### DATASET RECORDS

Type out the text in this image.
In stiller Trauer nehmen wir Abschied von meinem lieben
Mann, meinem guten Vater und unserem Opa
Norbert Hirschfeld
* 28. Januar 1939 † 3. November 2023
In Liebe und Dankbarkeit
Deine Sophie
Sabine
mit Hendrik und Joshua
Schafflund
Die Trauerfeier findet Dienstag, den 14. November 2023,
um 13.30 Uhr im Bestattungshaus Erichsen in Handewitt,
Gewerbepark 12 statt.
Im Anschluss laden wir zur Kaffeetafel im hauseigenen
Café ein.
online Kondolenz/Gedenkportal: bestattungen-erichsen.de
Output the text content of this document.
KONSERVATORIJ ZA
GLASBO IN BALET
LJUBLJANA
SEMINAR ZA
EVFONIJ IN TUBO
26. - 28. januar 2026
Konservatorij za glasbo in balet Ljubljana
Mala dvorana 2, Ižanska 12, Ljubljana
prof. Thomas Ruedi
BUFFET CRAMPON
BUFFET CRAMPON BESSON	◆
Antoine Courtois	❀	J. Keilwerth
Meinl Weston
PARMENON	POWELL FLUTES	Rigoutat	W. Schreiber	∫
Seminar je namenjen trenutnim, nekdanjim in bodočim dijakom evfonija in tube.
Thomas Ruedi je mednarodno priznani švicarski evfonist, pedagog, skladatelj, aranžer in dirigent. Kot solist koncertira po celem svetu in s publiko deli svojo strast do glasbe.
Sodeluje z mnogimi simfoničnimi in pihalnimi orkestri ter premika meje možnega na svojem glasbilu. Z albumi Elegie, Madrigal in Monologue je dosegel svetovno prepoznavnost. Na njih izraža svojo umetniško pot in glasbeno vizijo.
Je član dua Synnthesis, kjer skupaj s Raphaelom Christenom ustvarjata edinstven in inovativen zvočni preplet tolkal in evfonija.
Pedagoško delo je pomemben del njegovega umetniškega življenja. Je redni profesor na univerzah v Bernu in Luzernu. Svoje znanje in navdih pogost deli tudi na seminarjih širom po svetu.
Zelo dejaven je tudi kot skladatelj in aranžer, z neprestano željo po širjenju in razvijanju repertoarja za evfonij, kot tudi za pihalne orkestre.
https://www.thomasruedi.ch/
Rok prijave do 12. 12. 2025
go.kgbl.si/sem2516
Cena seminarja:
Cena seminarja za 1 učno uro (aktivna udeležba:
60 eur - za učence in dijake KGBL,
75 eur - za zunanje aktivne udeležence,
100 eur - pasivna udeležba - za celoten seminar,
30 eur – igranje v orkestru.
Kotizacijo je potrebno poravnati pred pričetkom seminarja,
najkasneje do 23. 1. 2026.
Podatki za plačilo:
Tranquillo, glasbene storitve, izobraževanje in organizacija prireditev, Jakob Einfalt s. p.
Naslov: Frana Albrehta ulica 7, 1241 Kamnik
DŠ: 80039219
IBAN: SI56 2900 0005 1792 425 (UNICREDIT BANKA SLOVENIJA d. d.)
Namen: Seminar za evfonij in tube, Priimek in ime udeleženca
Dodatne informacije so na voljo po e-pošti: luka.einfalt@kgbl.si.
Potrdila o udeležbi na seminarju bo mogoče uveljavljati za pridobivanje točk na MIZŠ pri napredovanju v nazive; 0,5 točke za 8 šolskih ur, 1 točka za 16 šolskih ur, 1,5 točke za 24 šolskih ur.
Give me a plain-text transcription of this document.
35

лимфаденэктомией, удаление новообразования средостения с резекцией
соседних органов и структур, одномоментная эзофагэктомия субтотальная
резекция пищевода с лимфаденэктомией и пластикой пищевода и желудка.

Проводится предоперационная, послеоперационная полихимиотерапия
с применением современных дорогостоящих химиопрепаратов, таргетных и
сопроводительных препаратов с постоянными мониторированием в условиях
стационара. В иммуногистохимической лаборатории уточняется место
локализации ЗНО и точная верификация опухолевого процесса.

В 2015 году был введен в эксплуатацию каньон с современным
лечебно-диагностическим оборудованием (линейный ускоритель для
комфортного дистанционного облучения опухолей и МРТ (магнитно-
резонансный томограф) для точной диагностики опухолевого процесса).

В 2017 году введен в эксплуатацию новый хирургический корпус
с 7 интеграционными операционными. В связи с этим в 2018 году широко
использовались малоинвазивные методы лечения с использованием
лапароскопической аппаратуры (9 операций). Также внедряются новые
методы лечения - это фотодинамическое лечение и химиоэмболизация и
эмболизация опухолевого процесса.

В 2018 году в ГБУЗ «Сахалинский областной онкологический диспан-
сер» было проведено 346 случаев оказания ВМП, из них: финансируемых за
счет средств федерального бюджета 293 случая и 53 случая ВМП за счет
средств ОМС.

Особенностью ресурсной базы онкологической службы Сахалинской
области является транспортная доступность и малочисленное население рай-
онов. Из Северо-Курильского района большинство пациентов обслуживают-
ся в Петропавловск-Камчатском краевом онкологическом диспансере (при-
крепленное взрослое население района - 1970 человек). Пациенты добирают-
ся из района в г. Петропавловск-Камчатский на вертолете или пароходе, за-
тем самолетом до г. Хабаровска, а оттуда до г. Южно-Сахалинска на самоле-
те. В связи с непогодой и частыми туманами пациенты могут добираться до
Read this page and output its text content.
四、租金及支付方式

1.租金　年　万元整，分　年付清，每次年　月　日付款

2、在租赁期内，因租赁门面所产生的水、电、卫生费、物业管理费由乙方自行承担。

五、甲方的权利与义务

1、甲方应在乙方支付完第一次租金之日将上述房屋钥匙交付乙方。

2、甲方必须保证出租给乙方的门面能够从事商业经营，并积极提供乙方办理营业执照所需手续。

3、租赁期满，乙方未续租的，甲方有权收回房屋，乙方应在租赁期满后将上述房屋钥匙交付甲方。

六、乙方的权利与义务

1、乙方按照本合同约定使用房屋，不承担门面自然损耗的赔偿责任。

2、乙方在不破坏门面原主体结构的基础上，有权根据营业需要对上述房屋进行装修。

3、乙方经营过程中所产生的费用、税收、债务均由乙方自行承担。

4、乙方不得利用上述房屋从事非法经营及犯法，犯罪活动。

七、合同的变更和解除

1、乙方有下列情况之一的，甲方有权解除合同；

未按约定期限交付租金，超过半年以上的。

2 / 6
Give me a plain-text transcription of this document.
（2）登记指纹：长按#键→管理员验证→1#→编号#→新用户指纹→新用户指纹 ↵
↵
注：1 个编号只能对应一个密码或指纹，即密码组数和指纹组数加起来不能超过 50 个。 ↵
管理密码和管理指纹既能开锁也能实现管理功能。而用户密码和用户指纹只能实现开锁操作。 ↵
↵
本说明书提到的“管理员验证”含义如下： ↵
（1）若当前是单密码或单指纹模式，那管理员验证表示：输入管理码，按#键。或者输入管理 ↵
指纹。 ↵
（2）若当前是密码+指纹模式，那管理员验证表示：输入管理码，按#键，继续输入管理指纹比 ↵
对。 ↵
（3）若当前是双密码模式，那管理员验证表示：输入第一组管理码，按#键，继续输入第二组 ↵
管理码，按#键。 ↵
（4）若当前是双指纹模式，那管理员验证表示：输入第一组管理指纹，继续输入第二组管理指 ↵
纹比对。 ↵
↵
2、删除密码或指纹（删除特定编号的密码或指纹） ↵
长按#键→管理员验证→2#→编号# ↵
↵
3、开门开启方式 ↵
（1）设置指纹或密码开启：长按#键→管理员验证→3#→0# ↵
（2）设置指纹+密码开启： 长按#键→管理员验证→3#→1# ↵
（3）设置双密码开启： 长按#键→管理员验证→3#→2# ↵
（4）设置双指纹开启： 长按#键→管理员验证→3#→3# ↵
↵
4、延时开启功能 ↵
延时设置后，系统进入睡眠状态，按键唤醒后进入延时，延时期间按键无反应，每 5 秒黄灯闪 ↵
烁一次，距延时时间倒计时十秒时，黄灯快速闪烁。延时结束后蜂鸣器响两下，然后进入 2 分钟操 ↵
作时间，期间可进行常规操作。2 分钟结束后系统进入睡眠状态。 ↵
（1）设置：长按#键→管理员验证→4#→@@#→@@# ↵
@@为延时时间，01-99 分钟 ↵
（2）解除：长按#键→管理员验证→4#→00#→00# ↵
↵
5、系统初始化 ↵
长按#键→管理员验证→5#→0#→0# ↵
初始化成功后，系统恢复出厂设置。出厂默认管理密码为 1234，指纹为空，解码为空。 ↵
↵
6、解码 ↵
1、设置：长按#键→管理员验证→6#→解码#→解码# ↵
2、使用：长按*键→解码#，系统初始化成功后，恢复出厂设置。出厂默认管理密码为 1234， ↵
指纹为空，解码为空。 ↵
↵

######

WHAT THE TASK ASKS: Only a number is wanted: how many lines contain "tudi"?

TASK ANSWER: 2